§ **Problem requirements**: Reproduce the whole listing, character for character.

§ **Supplied records**:
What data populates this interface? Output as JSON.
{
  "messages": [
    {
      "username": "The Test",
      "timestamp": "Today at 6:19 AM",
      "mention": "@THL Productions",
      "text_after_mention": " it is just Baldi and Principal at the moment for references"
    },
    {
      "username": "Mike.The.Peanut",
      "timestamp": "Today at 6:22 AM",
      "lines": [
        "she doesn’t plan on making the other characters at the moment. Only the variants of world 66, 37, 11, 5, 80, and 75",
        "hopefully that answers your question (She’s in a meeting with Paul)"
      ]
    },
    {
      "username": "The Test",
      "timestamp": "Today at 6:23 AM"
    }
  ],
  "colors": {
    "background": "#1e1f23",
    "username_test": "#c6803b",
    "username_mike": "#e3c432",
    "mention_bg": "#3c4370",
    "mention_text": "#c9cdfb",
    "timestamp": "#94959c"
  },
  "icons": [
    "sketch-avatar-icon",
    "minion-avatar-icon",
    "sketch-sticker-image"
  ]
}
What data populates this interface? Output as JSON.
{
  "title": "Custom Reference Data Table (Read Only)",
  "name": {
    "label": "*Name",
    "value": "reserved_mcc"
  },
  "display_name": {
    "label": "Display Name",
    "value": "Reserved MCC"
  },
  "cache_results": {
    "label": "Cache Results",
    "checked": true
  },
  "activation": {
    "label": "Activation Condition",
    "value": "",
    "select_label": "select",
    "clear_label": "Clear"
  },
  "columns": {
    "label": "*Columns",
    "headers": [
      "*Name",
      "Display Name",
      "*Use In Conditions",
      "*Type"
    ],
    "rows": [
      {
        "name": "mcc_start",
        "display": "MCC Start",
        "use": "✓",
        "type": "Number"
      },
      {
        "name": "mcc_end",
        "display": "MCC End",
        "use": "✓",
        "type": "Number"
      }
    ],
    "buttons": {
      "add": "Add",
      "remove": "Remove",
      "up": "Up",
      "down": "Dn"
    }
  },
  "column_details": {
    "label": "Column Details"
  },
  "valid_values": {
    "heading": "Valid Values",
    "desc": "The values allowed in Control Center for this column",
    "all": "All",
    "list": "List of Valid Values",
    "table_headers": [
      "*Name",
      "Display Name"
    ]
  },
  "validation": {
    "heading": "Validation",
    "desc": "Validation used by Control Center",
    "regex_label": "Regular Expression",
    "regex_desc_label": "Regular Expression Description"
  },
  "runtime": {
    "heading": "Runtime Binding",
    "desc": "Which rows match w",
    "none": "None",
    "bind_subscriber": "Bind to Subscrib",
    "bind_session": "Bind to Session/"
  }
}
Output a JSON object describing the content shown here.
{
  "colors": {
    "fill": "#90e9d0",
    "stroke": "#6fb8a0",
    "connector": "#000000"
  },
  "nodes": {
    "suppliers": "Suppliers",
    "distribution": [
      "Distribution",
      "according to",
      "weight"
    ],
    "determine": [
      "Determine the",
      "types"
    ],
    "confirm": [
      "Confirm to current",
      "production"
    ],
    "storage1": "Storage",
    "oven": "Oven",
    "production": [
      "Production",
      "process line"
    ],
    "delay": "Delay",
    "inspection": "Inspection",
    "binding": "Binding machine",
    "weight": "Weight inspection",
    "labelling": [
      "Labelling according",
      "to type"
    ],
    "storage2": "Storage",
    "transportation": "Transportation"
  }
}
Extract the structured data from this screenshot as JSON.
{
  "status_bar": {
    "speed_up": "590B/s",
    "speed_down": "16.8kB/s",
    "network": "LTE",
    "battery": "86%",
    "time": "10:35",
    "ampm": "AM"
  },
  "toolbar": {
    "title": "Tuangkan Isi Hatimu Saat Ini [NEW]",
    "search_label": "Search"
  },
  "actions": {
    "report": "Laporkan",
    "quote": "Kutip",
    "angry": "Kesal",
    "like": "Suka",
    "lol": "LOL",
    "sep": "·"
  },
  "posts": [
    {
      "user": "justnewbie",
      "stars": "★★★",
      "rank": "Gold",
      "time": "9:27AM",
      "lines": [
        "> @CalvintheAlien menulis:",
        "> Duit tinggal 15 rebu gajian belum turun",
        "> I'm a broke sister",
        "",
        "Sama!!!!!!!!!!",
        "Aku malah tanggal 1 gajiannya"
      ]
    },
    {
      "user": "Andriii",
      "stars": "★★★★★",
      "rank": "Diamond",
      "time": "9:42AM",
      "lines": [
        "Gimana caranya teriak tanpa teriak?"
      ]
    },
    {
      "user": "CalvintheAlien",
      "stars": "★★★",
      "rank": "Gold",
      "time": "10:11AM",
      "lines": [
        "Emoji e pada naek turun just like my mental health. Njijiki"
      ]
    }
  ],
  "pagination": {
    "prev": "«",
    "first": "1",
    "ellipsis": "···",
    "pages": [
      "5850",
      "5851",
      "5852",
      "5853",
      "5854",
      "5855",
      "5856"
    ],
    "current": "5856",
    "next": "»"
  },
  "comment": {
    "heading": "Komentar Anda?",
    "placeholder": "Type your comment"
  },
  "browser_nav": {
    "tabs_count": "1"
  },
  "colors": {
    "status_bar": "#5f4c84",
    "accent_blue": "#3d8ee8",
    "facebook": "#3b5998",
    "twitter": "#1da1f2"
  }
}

§ **Task answer**:
What data populates this interface? Output as JSON.
{
  "messages": [
    {
      "username": "The Test",
      "timestamp": "Today at 6:19 AM",
      "mention": "@THL Productions",
      "text_after_mention": " it is just Baldi and Principal at the moment for references"
    },
    {
      "username": "Mike.The.Peanut",
      "timestamp": "Today at 6:22 AM",
      "lines": [
        "she doesn’t plan on making the other characters at the moment. Only the variants of world 66, 37, 11, 5, 80, and 75",
        "hopefully that answers your question (She’s in a meeting with Paul)"
      ]
    },
    {
      "username": "The Test",
      "timestamp": "Today at 6:23 AM"
    }
  ],
  "colors": {
    "background": "#1e1f23",
    "username_test": "#c6803b",
    "username_mike": "#e3c432",
    "mention_bg": "#3c4370",
    "mention_text": "#c9cdfb",
    "timestamp": "#94959c"
  },
  "icons": [
    "sketch-avatar-icon",
    "minion-avatar-icon",
    "sketch-sticker-image"
  ]
}
What data populates this interface? Output as JSON.
{
  "title": "Custom Reference Data Table (Read Only)",
  "name": {
    "label": "*Name",
    "value": "reserved_mcc"
  },
  "display_name": {
    "label": "Display Name",
    "value": "Reserved MCC"
  },
  "cache_results": {
    "label": "Cache Results",
    "checked": true
  },
  "activation": {
    "label": "Activation Condition",
    "value": "",
    "select_label": "select",
    "clear_label": "Clear"
  },
  "columns": {
    "label": "*Columns",
    "headers": [
      "*Name",
      "Display Name",
      "*Use In Conditions",
      "*Type"
    ],
    "rows": [
      {
        "name": "mcc_start",
        "display": "MCC Start",
        "use": "✓",
        "type": "Number"
      },
      {
        "name": "mcc_end",
        "display": "MCC End",
        "use": "✓",
        "type": "Number"
      }
    ],
    "buttons": {
      "add": "Add",
      "remove": "Remove",
      "up": "Up",
      "down": "Dn"
    }
  },
  "column_details": {
    "label": "Column Details"
  },
  "valid_values": {
    "heading": "Valid Values",
    "desc": "The values allowed in Control Center for this column",
    "all": "All",
    "list": "List of Valid Values",
    "table_headers": [
      "*Name",
      "Display Name"
    ]
  },
  "validation": {
    "heading": "Validation",
    "desc": "Validation used by Control Center",
    "regex_label": "Regular Expression",
    "regex_desc_label": "Regular Expression Description"
  },
  "runtime": {
    "heading": "Runtime Binding",
    "desc": "Which rows match w",
    "none": "None",
    "bind_subscriber": "Bind to Subscrib",
    "bind_session": "Bind to Session/"
  }
}
Output a JSON object describing the content shown here.
{
  "colors": {
    "fill": "#90e9d0",
    "stroke": "#6fb8a0",
    "connector": "#000000"
  },
  "nodes": {
    "suppliers": "Suppliers",
    "distribution": [
      "Distribution",
      "according to",
      "weight"
    ],
    "determine": [
      "Determine the",
      "types"
    ],
    "confirm": [
      "Confirm to current",
      "production"
    ],
    "storage1": "Storage",
    "oven": "Oven",
    "production": [
      "Production",
      "process line"
    ],
    "delay": "Delay",
    "inspection": "Inspection",
    "binding": "Binding machine",
    "weight": "Weight inspection",
    "labelling": [
      "Labelling according",
      "to type"
    ],
    "storage2": "Storage",
    "transportation": "Transportation"
  }
}
Extract the structured data from this screenshot as JSON.
{
  "status_bar": {
    "speed_up": "590B/s",
    "speed_down": "16.8kB/s",
    "network": "LTE",
    "battery": "86%",
    "time": "10:35",
    "ampm": "AM"
  },
  "toolbar": {
    "title": "Tuangkan Isi Hatimu Saat Ini [NEW]",
    "search_label": "Search"
  },
  "actions": {
    "report": "Laporkan",
    "quote": "Kutip",
    "angry": "Kesal",
    "like": "Suka",
    "lol": "LOL",
    "sep": "·"
  },
  "posts": [
    {
      "user": "justnewbie",
      "stars": "★★★",
      "rank": "Gold",
      "time": "9:27AM",
      "lines": [
        "> @CalvintheAlien menulis:",
        "> Duit tinggal 15 rebu gajian belum turun",
        "> I'm a broke sister",
        "",
        "Sama!!!!!!!!!!",
        "Aku malah tanggal 1 gajiannya"
      ]
    },
    {
      "user": "Andriii",
      "stars": "★★★★★",
      "rank": "Diamond",
      "time": "9:42AM",
      "lines": [
        "Gimana caranya teriak tanpa teriak?"
      ]
    },
    {
      "user": "CalvintheAlien",
      "stars": "★★★",
      "rank": "Gold",
      "time": "10:11AM",
      "lines": [
        "Emoji e pada naek turun just like my mental health. Njijiki"
      ]
    }
  ],
  "pagination": {
    "prev": "«",
    "first": "1",
    "ellipsis": "···",
    "pages": [
      "5850",
      "5851",
      "5852",
      "5853",
      "5854",
      "5855",
      "5856"
    ],
    "current": "5856",
    "next": "»"
  },
  "comment": {
    "heading": "Komentar Anda?",
    "placeholder": "Type your comment"
  },
  "browser_nav": {
    "tabs_count": "1"
  },
  "colors": {
    "status_bar": "#5f4c84",
    "accent_blue": "#3d8ee8",
    "facebook": "#3b5998",
    "twitter": "#1da1f2"
  }
}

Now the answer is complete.